Figure content listings:
════
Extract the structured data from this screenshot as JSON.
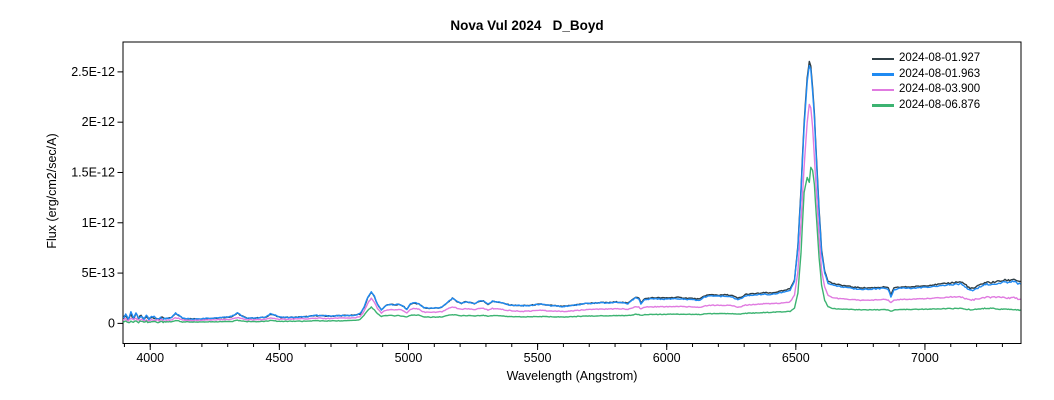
{
  "title": "Nova Vul 2024   D_Boyd",
  "chart_data": {
    "type": "line",
    "title": "Nova Vul 2024   D_Boyd",
    "xlabel": "Wavelength (Angstrom)",
    "ylabel": "Flux (erg/cm2/sec/A)",
    "grid": false,
    "legend_position": "top-right-inside",
    "xlim": [
      3894.5,
      7372
    ],
    "ylim_1e13": [
      -2,
      27.97
    ],
    "x_major_ticks": [
      4000,
      4500,
      5000,
      5500,
      6000,
      6500,
      7000
    ],
    "x_minor_step": 100,
    "y_ticks": [
      {
        "v": 0,
        "label": "0"
      },
      {
        "v": 5,
        "label": "5E-13"
      },
      {
        "v": 10,
        "label": "1E-12"
      },
      {
        "v": 15,
        "label": "1.5E-12"
      },
      {
        "v": 20,
        "label": "2E-12"
      },
      {
        "v": 25,
        "label": "2.5E-12"
      }
    ],
    "flux_unit_note": "flux values are in units of 1E-13 erg/cm2/sec/A",
    "noise_regions": [
      {
        "from": 3894,
        "to": 4060,
        "mult": 2.6
      },
      {
        "from": 7090,
        "to": 7372,
        "mult": 1.7
      }
    ],
    "wavelengths": [
      3895,
      3905,
      3915,
      3925,
      3935,
      3945,
      3955,
      3965,
      3975,
      3985,
      3995,
      4010,
      4025,
      4040,
      4060,
      4080,
      4098,
      4110,
      4125,
      4145,
      4170,
      4200,
      4230,
      4260,
      4290,
      4315,
      4338,
      4352,
      4370,
      4395,
      4420,
      4445,
      4465,
      4480,
      4500,
      4550,
      4600,
      4645,
      4690,
      4740,
      4790,
      4812,
      4828,
      4842,
      4856,
      4868,
      4880,
      4895,
      4912,
      4928,
      4945,
      4962,
      4978,
      4994,
      5008,
      5022,
      5040,
      5060,
      5080,
      5105,
      5130,
      5152,
      5170,
      5188,
      5205,
      5222,
      5238,
      5255,
      5272,
      5290,
      5308,
      5325,
      5345,
      5365,
      5390,
      5415,
      5440,
      5465,
      5490,
      5515,
      5540,
      5565,
      5595,
      5625,
      5655,
      5685,
      5715,
      5745,
      5775,
      5805,
      5830,
      5850,
      5866,
      5880,
      5892,
      5900,
      5915,
      5935,
      5960,
      5985,
      6010,
      6040,
      6070,
      6100,
      6128,
      6145,
      6160,
      6180,
      6205,
      6230,
      6255,
      6275,
      6290,
      6305,
      6330,
      6355,
      6380,
      6405,
      6430,
      6455,
      6478,
      6495,
      6508,
      6520,
      6532,
      6544,
      6552,
      6558,
      6565,
      6572,
      6580,
      6590,
      6600,
      6612,
      6625,
      6640,
      6655,
      6675,
      6700,
      6725,
      6750,
      6775,
      6800,
      6825,
      6845,
      6858,
      6868,
      6880,
      6895,
      6915,
      6940,
      6965,
      6990,
      7015,
      7040,
      7065,
      7090,
      7115,
      7140,
      7160,
      7175,
      7190,
      7205,
      7222,
      7240,
      7258,
      7275,
      7292,
      7310,
      7328,
      7345,
      7360,
      7370
    ],
    "series": [
      {
        "name": "2024-08-01.927",
        "color": "#2f3e45",
        "noise_1e13": 0.05,
        "flux_1e13": [
          0.45,
          0.8,
          0.35,
          0.95,
          0.45,
          0.9,
          0.5,
          0.72,
          0.4,
          0.68,
          0.45,
          0.6,
          0.5,
          0.52,
          0.52,
          0.52,
          0.95,
          0.8,
          0.52,
          0.47,
          0.44,
          0.46,
          0.5,
          0.55,
          0.6,
          0.68,
          1.0,
          0.78,
          0.55,
          0.52,
          0.55,
          0.6,
          0.9,
          0.82,
          0.6,
          0.6,
          0.65,
          0.78,
          0.72,
          0.77,
          0.8,
          0.93,
          1.55,
          2.55,
          3.1,
          2.65,
          1.88,
          1.35,
          1.78,
          1.88,
          1.83,
          1.88,
          1.73,
          1.4,
          1.92,
          2.02,
          1.93,
          1.55,
          1.5,
          1.52,
          1.6,
          2.08,
          2.48,
          2.18,
          2.0,
          2.13,
          2.1,
          1.95,
          2.18,
          2.22,
          1.9,
          2.18,
          2.13,
          2.0,
          1.85,
          1.78,
          1.76,
          1.78,
          1.85,
          1.9,
          1.8,
          1.76,
          1.67,
          1.77,
          1.87,
          1.97,
          2.02,
          2.07,
          2.05,
          2.13,
          2.08,
          2.0,
          2.38,
          2.62,
          2.52,
          2.05,
          2.45,
          2.52,
          2.55,
          2.52,
          2.55,
          2.58,
          2.53,
          2.48,
          2.4,
          2.72,
          2.82,
          2.85,
          2.8,
          2.85,
          2.75,
          2.5,
          2.6,
          2.88,
          2.93,
          2.98,
          3.05,
          3.0,
          3.15,
          3.25,
          3.45,
          4.35,
          7.7,
          13.3,
          19.9,
          24.4,
          26.0,
          25.6,
          23.4,
          20.9,
          16.4,
          11.3,
          7.3,
          5.2,
          4.2,
          4.0,
          3.9,
          3.8,
          3.7,
          3.6,
          3.55,
          3.52,
          3.55,
          3.58,
          3.62,
          3.5,
          2.85,
          3.5,
          3.58,
          3.62,
          3.62,
          3.66,
          3.72,
          3.78,
          3.85,
          3.92,
          4.0,
          4.08,
          4.12,
          3.8,
          3.45,
          3.5,
          3.7,
          3.95,
          4.1,
          4.05,
          4.15,
          4.2,
          4.3,
          4.28,
          4.42,
          4.2,
          4.15
        ]
      },
      {
        "name": "2024-08-01.963",
        "color": "#1f8af2",
        "noise_1e13": 0.05,
        "flux_1e13": [
          0.5,
          0.9,
          0.3,
          1.1,
          0.4,
          1.0,
          0.45,
          0.8,
          0.35,
          0.75,
          0.4,
          0.65,
          0.45,
          0.55,
          0.5,
          0.55,
          1.0,
          0.85,
          0.5,
          0.45,
          0.42,
          0.45,
          0.5,
          0.55,
          0.6,
          0.7,
          1.05,
          0.8,
          0.55,
          0.5,
          0.55,
          0.6,
          0.95,
          0.85,
          0.6,
          0.6,
          0.65,
          0.8,
          0.72,
          0.78,
          0.8,
          0.95,
          1.6,
          2.6,
          3.15,
          2.7,
          1.9,
          1.35,
          1.8,
          1.9,
          1.85,
          1.9,
          1.75,
          1.4,
          1.95,
          2.05,
          1.95,
          1.55,
          1.5,
          1.52,
          1.6,
          2.1,
          2.5,
          2.2,
          2.0,
          2.15,
          2.1,
          1.95,
          2.2,
          2.25,
          1.9,
          2.2,
          2.15,
          2.0,
          1.85,
          1.78,
          1.75,
          1.78,
          1.85,
          1.9,
          1.8,
          1.75,
          1.65,
          1.75,
          1.85,
          1.95,
          2.0,
          2.05,
          2.02,
          2.1,
          2.05,
          1.95,
          2.3,
          2.55,
          2.45,
          1.95,
          2.35,
          2.42,
          2.45,
          2.4,
          2.42,
          2.45,
          2.4,
          2.35,
          2.25,
          2.6,
          2.7,
          2.72,
          2.68,
          2.72,
          2.6,
          2.35,
          2.45,
          2.75,
          2.8,
          2.85,
          2.9,
          2.85,
          3.0,
          3.1,
          3.3,
          4.2,
          7.5,
          13.0,
          19.5,
          24.0,
          25.6,
          25.2,
          23.0,
          20.5,
          16.0,
          11.0,
          7.0,
          5.0,
          4.0,
          3.85,
          3.75,
          3.65,
          3.55,
          3.45,
          3.4,
          3.4,
          3.42,
          3.45,
          3.5,
          3.35,
          2.65,
          3.35,
          3.45,
          3.5,
          3.48,
          3.52,
          3.58,
          3.62,
          3.68,
          3.75,
          3.82,
          3.9,
          3.95,
          3.6,
          3.25,
          3.3,
          3.5,
          3.75,
          3.9,
          3.85,
          3.95,
          4.0,
          4.1,
          4.05,
          4.2,
          3.95,
          3.9
        ]
      },
      {
        "name": "2024-08-03.900",
        "color": "#e07be0",
        "noise_1e13": 0.04,
        "flux_1e13": [
          0.3,
          0.4,
          0.25,
          0.5,
          0.3,
          0.45,
          0.3,
          0.4,
          0.28,
          0.38,
          0.3,
          0.35,
          0.3,
          0.32,
          0.3,
          0.33,
          0.55,
          0.5,
          0.32,
          0.3,
          0.3,
          0.32,
          0.33,
          0.35,
          0.38,
          0.42,
          0.6,
          0.5,
          0.38,
          0.35,
          0.36,
          0.4,
          0.55,
          0.5,
          0.4,
          0.42,
          0.45,
          0.52,
          0.48,
          0.52,
          0.55,
          0.65,
          1.2,
          2.0,
          2.5,
          2.1,
          1.45,
          1.05,
          1.3,
          1.38,
          1.35,
          1.38,
          1.28,
          1.05,
          1.42,
          1.5,
          1.42,
          1.12,
          1.08,
          1.1,
          1.15,
          1.45,
          1.65,
          1.5,
          1.4,
          1.45,
          1.42,
          1.35,
          1.48,
          1.5,
          1.32,
          1.48,
          1.45,
          1.38,
          1.28,
          1.22,
          1.2,
          1.22,
          1.26,
          1.3,
          1.25,
          1.22,
          1.18,
          1.24,
          1.3,
          1.36,
          1.4,
          1.42,
          1.42,
          1.45,
          1.44,
          1.4,
          1.55,
          1.68,
          1.62,
          1.42,
          1.6,
          1.64,
          1.66,
          1.65,
          1.66,
          1.68,
          1.66,
          1.64,
          1.6,
          1.72,
          1.78,
          1.8,
          1.78,
          1.8,
          1.76,
          1.6,
          1.68,
          1.82,
          1.86,
          1.9,
          1.95,
          1.95,
          2.0,
          2.05,
          2.15,
          2.8,
          5.2,
          10.0,
          15.5,
          20.0,
          21.8,
          21.4,
          19.5,
          16.5,
          13.0,
          8.5,
          5.2,
          3.6,
          2.8,
          2.6,
          2.5,
          2.45,
          2.4,
          2.35,
          2.3,
          2.3,
          2.32,
          2.35,
          2.38,
          2.3,
          2.05,
          2.3,
          2.36,
          2.4,
          2.4,
          2.42,
          2.45,
          2.48,
          2.52,
          2.55,
          2.6,
          2.62,
          2.6,
          2.45,
          2.3,
          2.35,
          2.45,
          2.55,
          2.6,
          2.58,
          2.62,
          2.6,
          2.55,
          2.5,
          2.55,
          2.45,
          2.4
        ]
      },
      {
        "name": "2024-08-06.876",
        "color": "#3cb371",
        "noise_1e13": 0.03,
        "flux_1e13": [
          0.15,
          0.2,
          0.1,
          0.2,
          0.15,
          0.2,
          0.1,
          0.2,
          0.12,
          0.18,
          0.12,
          0.18,
          0.14,
          0.16,
          0.15,
          0.16,
          0.28,
          0.24,
          0.15,
          0.14,
          0.14,
          0.15,
          0.16,
          0.17,
          0.18,
          0.2,
          0.3,
          0.24,
          0.18,
          0.17,
          0.18,
          0.2,
          0.28,
          0.26,
          0.2,
          0.21,
          0.22,
          0.26,
          0.24,
          0.26,
          0.3,
          0.38,
          0.8,
          1.3,
          1.62,
          1.35,
          0.95,
          0.7,
          0.75,
          0.8,
          0.75,
          0.78,
          0.72,
          0.62,
          0.8,
          0.85,
          0.8,
          0.65,
          0.62,
          0.63,
          0.65,
          0.78,
          0.88,
          0.8,
          0.75,
          0.78,
          0.76,
          0.72,
          0.78,
          0.8,
          0.7,
          0.78,
          0.77,
          0.73,
          0.68,
          0.65,
          0.64,
          0.65,
          0.67,
          0.68,
          0.66,
          0.65,
          0.63,
          0.66,
          0.69,
          0.72,
          0.74,
          0.76,
          0.76,
          0.78,
          0.78,
          0.76,
          0.84,
          0.9,
          0.88,
          0.8,
          0.87,
          0.88,
          0.89,
          0.89,
          0.9,
          0.91,
          0.9,
          0.9,
          0.88,
          0.93,
          0.95,
          0.96,
          0.96,
          0.97,
          0.96,
          0.9,
          0.94,
          1.0,
          1.02,
          1.05,
          1.08,
          1.1,
          1.13,
          1.16,
          1.2,
          1.5,
          3.0,
          7.0,
          13.0,
          14.5,
          14.0,
          15.5,
          15.2,
          13.8,
          10.5,
          6.5,
          3.8,
          2.3,
          1.65,
          1.5,
          1.45,
          1.42,
          1.4,
          1.38,
          1.35,
          1.34,
          1.35,
          1.36,
          1.37,
          1.33,
          1.2,
          1.32,
          1.36,
          1.38,
          1.38,
          1.39,
          1.4,
          1.42,
          1.44,
          1.45,
          1.47,
          1.48,
          1.47,
          1.42,
          1.36,
          1.38,
          1.42,
          1.48,
          1.5,
          1.48,
          1.45,
          1.42,
          1.4,
          1.38,
          1.4,
          1.35,
          1.33
        ]
      }
    ]
  }
}
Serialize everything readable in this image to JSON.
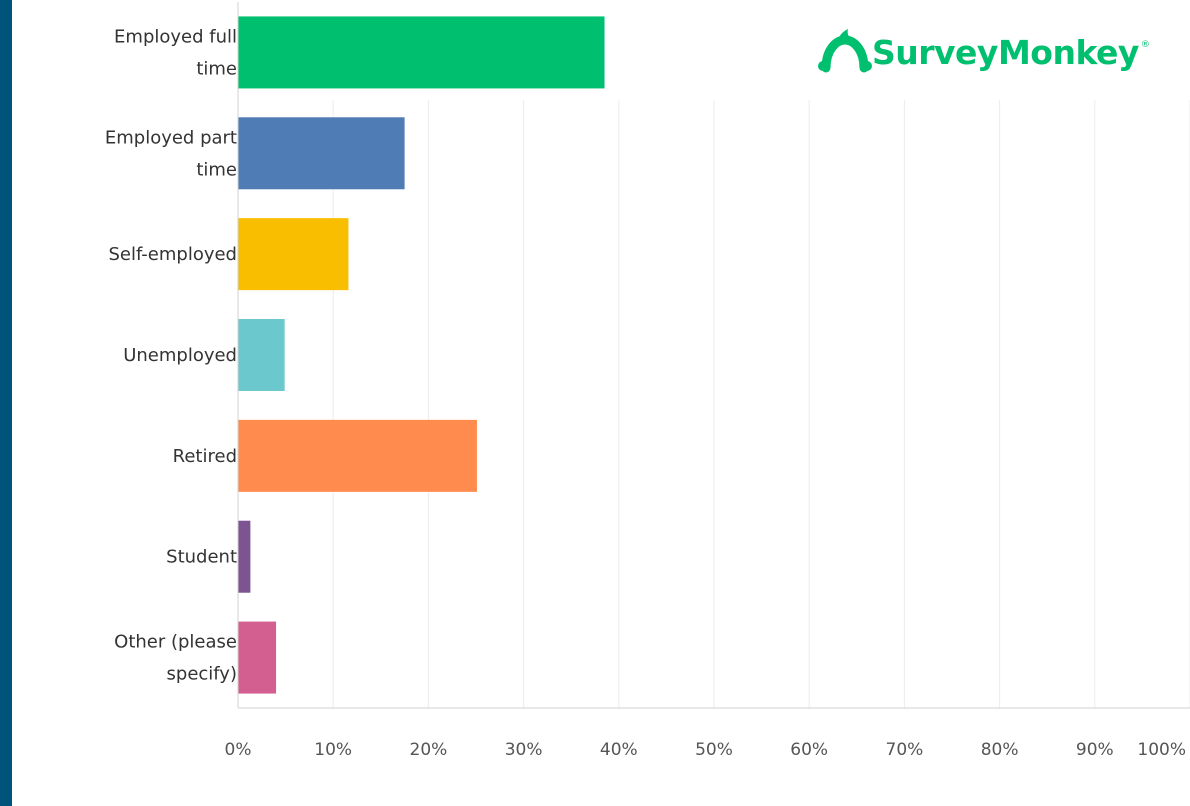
{
  "brand": {
    "name": "SurveyMonkey",
    "registered": "®",
    "color": "#00bf6f"
  },
  "chart_data": {
    "type": "bar",
    "orientation": "horizontal",
    "title": "",
    "xlabel": "",
    "ylabel": "",
    "categories": [
      [
        "Employed full",
        "time"
      ],
      [
        "Employed part",
        "time"
      ],
      [
        "Self-employed"
      ],
      [
        "Unemployed"
      ],
      [
        "Retired"
      ],
      [
        "Student"
      ],
      [
        "Other (please",
        "specify)"
      ]
    ],
    "values": [
      38.5,
      17.5,
      11.6,
      4.9,
      25.1,
      1.3,
      4.0
    ],
    "colors": [
      "#00bf6f",
      "#507cb6",
      "#f9be00",
      "#6bc8cd",
      "#ff8b4f",
      "#7d5391",
      "#d25f90"
    ],
    "xlim": [
      0,
      100
    ],
    "x_ticks": [
      0,
      10,
      20,
      30,
      40,
      50,
      60,
      70,
      80,
      90,
      100
    ],
    "x_tick_labels": [
      "0%",
      "10%",
      "20%",
      "30%",
      "40%",
      "50%",
      "60%",
      "70%",
      "80%",
      "90%",
      "100%"
    ],
    "grid": true,
    "legend": "none"
  }
}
════
> **Stated exercise**:
Go through the listing above and pull out each line containing the word "xlabel".

> **Completed task**:
    "xlabel": "Wavelength (Angstrom)",
    "xlabel": "",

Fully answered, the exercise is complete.